Problem statement: Search the material for the string "username" and copy each line where it occurs.

Records for this task:
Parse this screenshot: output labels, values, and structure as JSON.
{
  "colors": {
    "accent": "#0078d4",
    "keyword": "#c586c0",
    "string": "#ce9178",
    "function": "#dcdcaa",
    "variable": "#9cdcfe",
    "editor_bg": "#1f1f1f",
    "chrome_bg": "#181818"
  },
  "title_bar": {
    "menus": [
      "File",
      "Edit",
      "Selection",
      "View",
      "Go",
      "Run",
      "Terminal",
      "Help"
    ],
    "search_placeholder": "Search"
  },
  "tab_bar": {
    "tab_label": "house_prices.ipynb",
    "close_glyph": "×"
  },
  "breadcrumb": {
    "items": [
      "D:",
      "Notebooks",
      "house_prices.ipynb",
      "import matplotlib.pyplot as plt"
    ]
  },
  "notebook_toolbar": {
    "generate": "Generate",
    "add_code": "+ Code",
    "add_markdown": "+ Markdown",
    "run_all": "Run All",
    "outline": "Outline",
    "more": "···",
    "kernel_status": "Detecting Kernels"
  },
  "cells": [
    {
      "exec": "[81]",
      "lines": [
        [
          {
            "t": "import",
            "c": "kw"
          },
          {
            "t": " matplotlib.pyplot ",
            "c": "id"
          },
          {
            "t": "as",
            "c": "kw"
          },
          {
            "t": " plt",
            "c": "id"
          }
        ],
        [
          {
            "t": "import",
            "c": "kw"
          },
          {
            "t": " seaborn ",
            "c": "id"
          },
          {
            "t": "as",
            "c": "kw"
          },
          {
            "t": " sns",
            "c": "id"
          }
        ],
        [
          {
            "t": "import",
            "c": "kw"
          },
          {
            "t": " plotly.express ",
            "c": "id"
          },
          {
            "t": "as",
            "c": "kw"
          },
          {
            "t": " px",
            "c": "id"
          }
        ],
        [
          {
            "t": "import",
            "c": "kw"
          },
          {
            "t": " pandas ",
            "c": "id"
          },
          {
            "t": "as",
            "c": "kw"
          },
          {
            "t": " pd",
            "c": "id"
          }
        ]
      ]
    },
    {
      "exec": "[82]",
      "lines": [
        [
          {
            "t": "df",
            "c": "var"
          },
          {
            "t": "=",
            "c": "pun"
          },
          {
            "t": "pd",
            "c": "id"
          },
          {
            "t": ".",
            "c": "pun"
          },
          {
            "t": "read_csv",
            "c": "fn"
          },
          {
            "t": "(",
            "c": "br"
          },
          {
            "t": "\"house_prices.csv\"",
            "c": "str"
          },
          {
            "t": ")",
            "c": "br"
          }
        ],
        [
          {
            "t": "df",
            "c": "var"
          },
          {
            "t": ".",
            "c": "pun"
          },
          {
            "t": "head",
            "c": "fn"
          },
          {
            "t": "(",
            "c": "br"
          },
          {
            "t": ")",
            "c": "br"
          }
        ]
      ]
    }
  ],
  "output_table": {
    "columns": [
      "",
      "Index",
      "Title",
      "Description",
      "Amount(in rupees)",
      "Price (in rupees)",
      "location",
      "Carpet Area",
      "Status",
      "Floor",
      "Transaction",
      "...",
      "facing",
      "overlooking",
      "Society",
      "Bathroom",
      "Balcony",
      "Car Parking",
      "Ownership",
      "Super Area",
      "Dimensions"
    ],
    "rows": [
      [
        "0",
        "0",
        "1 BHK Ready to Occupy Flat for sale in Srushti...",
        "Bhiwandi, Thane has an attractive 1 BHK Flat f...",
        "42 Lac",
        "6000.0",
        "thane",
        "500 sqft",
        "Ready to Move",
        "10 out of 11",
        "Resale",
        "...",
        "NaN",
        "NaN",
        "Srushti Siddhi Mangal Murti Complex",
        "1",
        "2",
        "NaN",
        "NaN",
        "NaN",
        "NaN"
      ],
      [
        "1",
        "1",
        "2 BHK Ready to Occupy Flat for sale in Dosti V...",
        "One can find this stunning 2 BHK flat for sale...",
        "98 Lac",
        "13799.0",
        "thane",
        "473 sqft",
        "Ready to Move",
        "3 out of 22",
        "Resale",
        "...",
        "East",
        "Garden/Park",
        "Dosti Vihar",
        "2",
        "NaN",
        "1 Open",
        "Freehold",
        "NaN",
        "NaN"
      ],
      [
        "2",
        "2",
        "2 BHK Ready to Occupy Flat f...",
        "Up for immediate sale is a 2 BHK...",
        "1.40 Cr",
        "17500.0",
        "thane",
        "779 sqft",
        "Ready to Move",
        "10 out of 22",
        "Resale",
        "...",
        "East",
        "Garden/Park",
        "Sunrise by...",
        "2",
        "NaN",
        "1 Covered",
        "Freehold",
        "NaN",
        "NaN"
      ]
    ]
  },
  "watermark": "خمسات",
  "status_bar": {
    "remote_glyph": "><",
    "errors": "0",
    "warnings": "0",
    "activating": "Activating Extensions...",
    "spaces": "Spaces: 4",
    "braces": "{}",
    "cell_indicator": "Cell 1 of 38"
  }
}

* * *

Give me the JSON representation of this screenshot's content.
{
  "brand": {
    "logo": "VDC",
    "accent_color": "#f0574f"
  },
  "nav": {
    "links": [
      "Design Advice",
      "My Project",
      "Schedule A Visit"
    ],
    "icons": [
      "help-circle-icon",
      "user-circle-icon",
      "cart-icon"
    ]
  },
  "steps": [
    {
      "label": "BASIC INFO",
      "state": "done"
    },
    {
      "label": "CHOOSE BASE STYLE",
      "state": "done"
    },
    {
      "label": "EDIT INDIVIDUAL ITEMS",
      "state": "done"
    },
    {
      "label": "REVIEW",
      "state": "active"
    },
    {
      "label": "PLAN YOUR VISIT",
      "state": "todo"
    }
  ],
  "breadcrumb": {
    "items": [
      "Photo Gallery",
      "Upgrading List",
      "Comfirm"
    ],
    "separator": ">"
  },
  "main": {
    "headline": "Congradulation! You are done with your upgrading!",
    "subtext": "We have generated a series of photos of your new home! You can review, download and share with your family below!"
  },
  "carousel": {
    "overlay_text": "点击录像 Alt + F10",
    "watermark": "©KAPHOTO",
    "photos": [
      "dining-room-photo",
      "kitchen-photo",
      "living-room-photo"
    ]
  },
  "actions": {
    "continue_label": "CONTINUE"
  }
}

==

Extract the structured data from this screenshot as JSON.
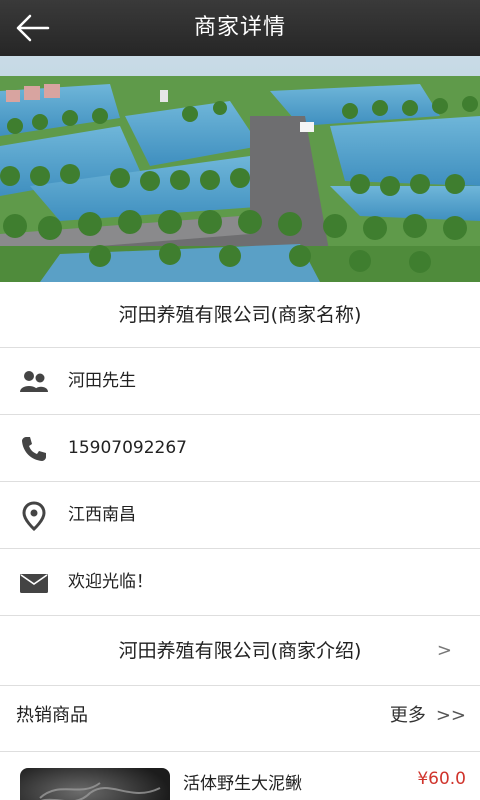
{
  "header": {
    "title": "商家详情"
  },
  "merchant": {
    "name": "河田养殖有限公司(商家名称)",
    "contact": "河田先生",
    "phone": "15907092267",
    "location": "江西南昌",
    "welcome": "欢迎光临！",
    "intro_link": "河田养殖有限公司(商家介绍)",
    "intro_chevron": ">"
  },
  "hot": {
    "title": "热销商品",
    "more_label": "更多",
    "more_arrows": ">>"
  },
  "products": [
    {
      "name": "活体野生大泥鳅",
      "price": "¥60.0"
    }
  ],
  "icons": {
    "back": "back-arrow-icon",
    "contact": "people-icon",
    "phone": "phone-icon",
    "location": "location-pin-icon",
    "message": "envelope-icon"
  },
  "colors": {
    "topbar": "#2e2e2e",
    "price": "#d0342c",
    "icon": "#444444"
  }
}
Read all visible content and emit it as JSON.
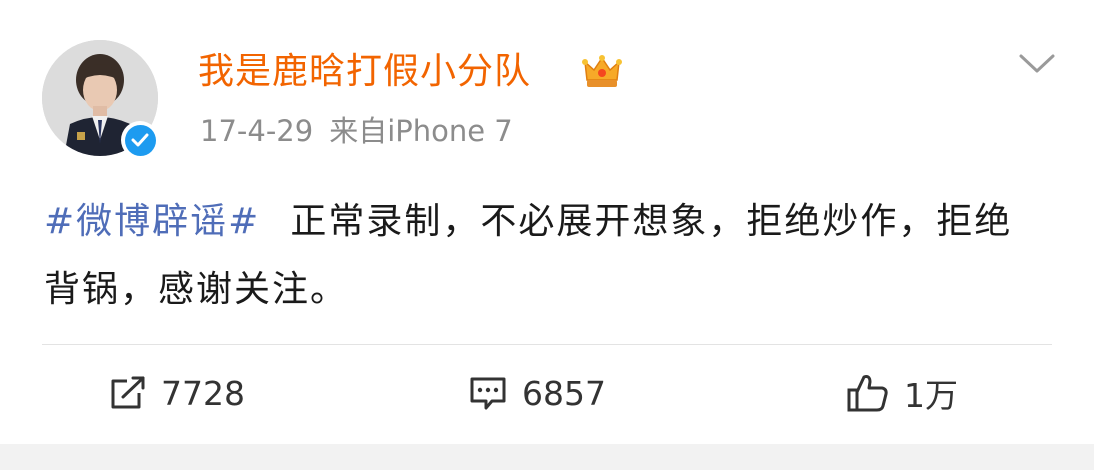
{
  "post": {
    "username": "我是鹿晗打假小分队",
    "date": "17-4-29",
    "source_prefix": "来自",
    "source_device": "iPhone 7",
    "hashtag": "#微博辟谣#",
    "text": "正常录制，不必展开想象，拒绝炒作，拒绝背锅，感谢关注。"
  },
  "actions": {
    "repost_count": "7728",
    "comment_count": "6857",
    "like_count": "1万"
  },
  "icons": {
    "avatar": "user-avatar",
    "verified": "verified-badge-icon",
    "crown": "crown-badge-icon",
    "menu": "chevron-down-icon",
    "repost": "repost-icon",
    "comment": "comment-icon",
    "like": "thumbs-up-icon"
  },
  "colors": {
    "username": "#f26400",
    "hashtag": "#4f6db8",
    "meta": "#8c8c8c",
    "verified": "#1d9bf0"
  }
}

Exercise result:
    "username": "我是鹿晗打假小分队",
    "username": "#f26400",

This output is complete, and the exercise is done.